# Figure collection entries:

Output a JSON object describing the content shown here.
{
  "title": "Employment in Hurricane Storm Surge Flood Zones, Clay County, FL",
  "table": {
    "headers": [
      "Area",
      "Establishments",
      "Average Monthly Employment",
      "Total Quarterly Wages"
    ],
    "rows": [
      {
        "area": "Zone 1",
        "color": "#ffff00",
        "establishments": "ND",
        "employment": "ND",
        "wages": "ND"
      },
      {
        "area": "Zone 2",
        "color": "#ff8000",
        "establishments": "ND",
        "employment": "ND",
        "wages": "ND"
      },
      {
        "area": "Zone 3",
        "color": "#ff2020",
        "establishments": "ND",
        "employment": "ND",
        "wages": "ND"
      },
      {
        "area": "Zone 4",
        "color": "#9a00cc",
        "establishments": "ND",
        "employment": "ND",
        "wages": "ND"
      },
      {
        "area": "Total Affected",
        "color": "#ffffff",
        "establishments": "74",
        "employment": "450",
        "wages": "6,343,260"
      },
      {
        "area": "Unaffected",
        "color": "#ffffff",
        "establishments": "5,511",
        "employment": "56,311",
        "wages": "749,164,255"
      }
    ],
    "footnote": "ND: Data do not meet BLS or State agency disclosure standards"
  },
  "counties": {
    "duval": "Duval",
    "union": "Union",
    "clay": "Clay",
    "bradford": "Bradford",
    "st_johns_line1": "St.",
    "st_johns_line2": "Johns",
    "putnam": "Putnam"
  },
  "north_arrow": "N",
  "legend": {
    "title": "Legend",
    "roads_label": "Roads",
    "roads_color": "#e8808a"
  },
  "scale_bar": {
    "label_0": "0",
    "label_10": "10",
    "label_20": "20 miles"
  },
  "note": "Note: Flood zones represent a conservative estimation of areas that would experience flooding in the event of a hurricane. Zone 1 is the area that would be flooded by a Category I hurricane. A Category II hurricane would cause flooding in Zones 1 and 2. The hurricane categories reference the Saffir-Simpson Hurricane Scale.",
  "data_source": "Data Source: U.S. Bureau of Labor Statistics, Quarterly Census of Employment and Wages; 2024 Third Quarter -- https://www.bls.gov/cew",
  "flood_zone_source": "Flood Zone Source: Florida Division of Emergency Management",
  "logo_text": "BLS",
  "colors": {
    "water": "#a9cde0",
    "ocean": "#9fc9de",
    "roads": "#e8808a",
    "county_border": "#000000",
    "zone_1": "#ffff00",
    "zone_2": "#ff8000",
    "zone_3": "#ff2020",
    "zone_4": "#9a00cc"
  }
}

# Goal:
Return all lines of the material above in which the word "Quarterly" occurs.

# Exercise solution:
      "Total Quarterly Wages"
  "data_source": "Data Source: U.S. Bureau of Labor Statistics, Quarterly Census of Employment and Wages; 2024 Third Quarter -- https://www.bls.gov/cew",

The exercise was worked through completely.